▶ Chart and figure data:
-=-=-=-=-

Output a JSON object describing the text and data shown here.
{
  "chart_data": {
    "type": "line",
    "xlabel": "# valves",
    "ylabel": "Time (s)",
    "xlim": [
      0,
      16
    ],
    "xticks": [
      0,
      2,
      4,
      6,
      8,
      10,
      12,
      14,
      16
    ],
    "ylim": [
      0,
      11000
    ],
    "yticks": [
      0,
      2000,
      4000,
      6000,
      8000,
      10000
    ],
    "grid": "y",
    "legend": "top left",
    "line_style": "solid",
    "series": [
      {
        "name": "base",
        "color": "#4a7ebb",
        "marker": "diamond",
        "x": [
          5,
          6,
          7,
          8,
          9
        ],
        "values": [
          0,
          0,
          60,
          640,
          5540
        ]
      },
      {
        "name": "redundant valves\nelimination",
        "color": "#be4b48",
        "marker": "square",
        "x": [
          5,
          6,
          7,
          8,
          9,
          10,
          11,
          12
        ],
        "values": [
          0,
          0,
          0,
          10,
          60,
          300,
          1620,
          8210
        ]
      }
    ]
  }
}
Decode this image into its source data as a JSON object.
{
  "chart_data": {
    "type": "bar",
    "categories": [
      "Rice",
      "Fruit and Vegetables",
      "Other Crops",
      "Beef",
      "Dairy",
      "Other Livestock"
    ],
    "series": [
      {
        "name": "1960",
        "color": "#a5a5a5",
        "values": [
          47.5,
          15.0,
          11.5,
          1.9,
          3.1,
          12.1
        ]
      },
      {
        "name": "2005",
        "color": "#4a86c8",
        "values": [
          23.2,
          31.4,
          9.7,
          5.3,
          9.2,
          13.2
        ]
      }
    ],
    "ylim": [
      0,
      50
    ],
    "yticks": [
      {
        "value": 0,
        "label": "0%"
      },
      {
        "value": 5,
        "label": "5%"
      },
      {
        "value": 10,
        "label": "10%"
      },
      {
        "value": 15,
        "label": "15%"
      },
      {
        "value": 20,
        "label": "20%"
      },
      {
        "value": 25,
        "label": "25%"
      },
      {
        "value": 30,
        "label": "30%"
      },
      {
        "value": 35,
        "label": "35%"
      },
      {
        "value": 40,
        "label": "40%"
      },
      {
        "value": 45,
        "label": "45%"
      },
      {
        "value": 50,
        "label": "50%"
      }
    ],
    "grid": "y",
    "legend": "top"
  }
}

-=-=-=-=-

▶ CHALLENGE: Nothing in the listing may be changed; retype it all exactly.

▶ SOLUTION FOR THIS TASK:
Output a JSON object describing the text and data shown here.
{
  "chart_data": {
    "type": "line",
    "xlabel": "# valves",
    "ylabel": "Time (s)",
    "xlim": [
      0,
      16
    ],
    "xticks": [
      0,
      2,
      4,
      6,
      8,
      10,
      12,
      14,
      16
    ],
    "ylim": [
      0,
      11000
    ],
    "yticks": [
      0,
      2000,
      4000,
      6000,
      8000,
      10000
    ],
    "grid": "y",
    "legend": "top left",
    "line_style": "solid",
    "series": [
      {
        "name": "base",
        "color": "#4a7ebb",
        "marker": "diamond",
        "x": [
          5,
          6,
          7,
          8,
          9
        ],
        "values": [
          0,
          0,
          60,
          640,
          5540
        ]
      },
      {
        "name": "redundant valves\nelimination",
        "color": "#be4b48",
        "marker": "square",
        "x": [
          5,
          6,
          7,
          8,
          9,
          10,
          11,
          12
        ],
        "values": [
          0,
          0,
          0,
          10,
          60,
          300,
          1620,
          8210
        ]
      }
    ]
  }
}
Decode this image into its source data as a JSON object.
{
  "chart_data": {
    "type": "bar",
    "categories": [
      "Rice",
      "Fruit and Vegetables",
      "Other Crops",
      "Beef",
      "Dairy",
      "Other Livestock"
    ],
    "series": [
      {
        "name": "1960",
        "color": "#a5a5a5",
        "values": [
          47.5,
          15.0,
          11.5,
          1.9,
          3.1,
          12.1
        ]
      },
      {
        "name": "2005",
        "color": "#4a86c8",
        "values": [
          23.2,
          31.4,
          9.7,
          5.3,
          9.2,
          13.2
        ]
      }
    ],
    "ylim": [
      0,
      50
    ],
    "yticks": [
      {
        "value": 0,
        "label": "0%"
      },
      {
        "value": 5,
        "label": "5%"
      },
      {
        "value": 10,
        "label": "10%"
      },
      {
        "value": 15,
        "label": "15%"
      },
      {
        "value": 20,
        "label": "20%"
      },
      {
        "value": 25,
        "label": "25%"
      },
      {
        "value": 30,
        "label": "30%"
      },
      {
        "value": 35,
        "label": "35%"
      },
      {
        "value": 40,
        "label": "40%"
      },
      {
        "value": 45,
        "label": "45%"
      },
      {
        "value": 50,
        "label": "50%"
      }
    ],
    "grid": "y",
    "legend": "top"
  }
}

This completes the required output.